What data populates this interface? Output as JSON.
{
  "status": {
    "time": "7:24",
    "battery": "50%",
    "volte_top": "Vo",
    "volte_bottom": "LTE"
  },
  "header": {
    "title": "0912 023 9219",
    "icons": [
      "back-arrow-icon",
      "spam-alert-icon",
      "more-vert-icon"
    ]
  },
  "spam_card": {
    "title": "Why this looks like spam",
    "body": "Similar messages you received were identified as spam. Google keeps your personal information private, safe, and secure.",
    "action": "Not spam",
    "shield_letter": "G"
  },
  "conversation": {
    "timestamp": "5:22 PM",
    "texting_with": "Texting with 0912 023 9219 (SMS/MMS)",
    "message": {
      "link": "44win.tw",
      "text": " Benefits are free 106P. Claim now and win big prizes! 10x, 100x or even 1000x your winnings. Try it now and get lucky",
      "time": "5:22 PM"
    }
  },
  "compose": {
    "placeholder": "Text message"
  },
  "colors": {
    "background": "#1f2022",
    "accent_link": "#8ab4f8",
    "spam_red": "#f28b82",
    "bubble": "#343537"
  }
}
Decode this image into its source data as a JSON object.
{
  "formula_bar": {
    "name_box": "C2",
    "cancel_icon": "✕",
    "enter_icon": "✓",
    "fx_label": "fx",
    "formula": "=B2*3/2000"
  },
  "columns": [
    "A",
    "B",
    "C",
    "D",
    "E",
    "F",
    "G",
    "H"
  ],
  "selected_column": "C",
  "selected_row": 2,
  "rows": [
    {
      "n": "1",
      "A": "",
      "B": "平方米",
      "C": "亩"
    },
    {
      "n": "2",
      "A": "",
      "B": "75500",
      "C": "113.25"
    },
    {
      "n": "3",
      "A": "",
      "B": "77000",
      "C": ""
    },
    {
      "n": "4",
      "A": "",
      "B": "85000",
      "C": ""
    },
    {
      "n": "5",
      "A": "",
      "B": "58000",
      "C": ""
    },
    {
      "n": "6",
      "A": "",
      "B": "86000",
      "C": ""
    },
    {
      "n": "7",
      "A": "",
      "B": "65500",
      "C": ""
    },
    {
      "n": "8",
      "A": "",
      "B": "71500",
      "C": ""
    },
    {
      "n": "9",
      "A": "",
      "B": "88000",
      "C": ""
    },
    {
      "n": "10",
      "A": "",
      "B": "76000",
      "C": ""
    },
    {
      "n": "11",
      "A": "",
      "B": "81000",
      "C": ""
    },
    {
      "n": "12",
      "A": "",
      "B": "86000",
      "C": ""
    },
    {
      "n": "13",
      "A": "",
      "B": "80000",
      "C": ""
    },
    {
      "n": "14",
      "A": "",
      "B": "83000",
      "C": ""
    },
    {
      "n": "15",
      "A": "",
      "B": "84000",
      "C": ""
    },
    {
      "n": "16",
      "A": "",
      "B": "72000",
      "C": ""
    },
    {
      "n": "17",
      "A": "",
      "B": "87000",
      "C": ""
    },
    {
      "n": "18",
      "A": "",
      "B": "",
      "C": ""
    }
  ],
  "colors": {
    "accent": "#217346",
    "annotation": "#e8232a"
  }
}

### Exercise description
Reproduce all the records precisely.

### Result for this exercise
What data populates this interface? Output as JSON.
{
  "status": {
    "time": "7:24",
    "battery": "50%",
    "volte_top": "Vo",
    "volte_bottom": "LTE"
  },
  "header": {
    "title": "0912 023 9219",
    "icons": [
      "back-arrow-icon",
      "spam-alert-icon",
      "more-vert-icon"
    ]
  },
  "spam_card": {
    "title": "Why this looks like spam",
    "body": "Similar messages you received were identified as spam. Google keeps your personal information private, safe, and secure.",
    "action": "Not spam",
    "shield_letter": "G"
  },
  "conversation": {
    "timestamp": "5:22 PM",
    "texting_with": "Texting with 0912 023 9219 (SMS/MMS)",
    "message": {
      "link": "44win.tw",
      "text": " Benefits are free 106P. Claim now and win big prizes! 10x, 100x or even 1000x your winnings. Try it now and get lucky",
      "time": "5:22 PM"
    }
  },
  "compose": {
    "placeholder": "Text message"
  },
  "colors": {
    "background": "#1f2022",
    "accent_link": "#8ab4f8",
    "spam_red": "#f28b82",
    "bubble": "#343537"
  }
}
Decode this image into its source data as a JSON object.
{
  "formula_bar": {
    "name_box": "C2",
    "cancel_icon": "✕",
    "enter_icon": "✓",
    "fx_label": "fx",
    "formula": "=B2*3/2000"
  },
  "columns": [
    "A",
    "B",
    "C",
    "D",
    "E",
    "F",
    "G",
    "H"
  ],
  "selected_column": "C",
  "selected_row": 2,
  "rows": [
    {
      "n": "1",
      "A": "",
      "B": "平方米",
      "C": "亩"
    },
    {
      "n": "2",
      "A": "",
      "B": "75500",
      "C": "113.25"
    },
    {
      "n": "3",
      "A": "",
      "B": "77000",
      "C": ""
    },
    {
      "n": "4",
      "A": "",
      "B": "85000",
      "C": ""
    },
    {
      "n": "5",
      "A": "",
      "B": "58000",
      "C": ""
    },
    {
      "n": "6",
      "A": "",
      "B": "86000",
      "C": ""
    },
    {
      "n": "7",
      "A": "",
      "B": "65500",
      "C": ""
    },
    {
      "n": "8",
      "A": "",
      "B": "71500",
      "C": ""
    },
    {
      "n": "9",
      "A": "",
      "B": "88000",
      "C": ""
    },
    {
      "n": "10",
      "A": "",
      "B": "76000",
      "C": ""
    },
    {
      "n": "11",
      "A": "",
      "B": "81000",
      "C": ""
    },
    {
      "n": "12",
      "A": "",
      "B": "86000",
      "C": ""
    },
    {
      "n": "13",
      "A": "",
      "B": "80000",
      "C": ""
    },
    {
      "n": "14",
      "A": "",
      "B": "83000",
      "C": ""
    },
    {
      "n": "15",
      "A": "",
      "B": "84000",
      "C": ""
    },
    {
      "n": "16",
      "A": "",
      "B": "72000",
      "C": ""
    },
    {
      "n": "17",
      "A": "",
      "B": "87000",
      "C": ""
    },
    {
      "n": "18",
      "A": "",
      "B": "",
      "C": ""
    }
  ],
  "colors": {
    "accent": "#217346",
    "annotation": "#e8232a"
  }
}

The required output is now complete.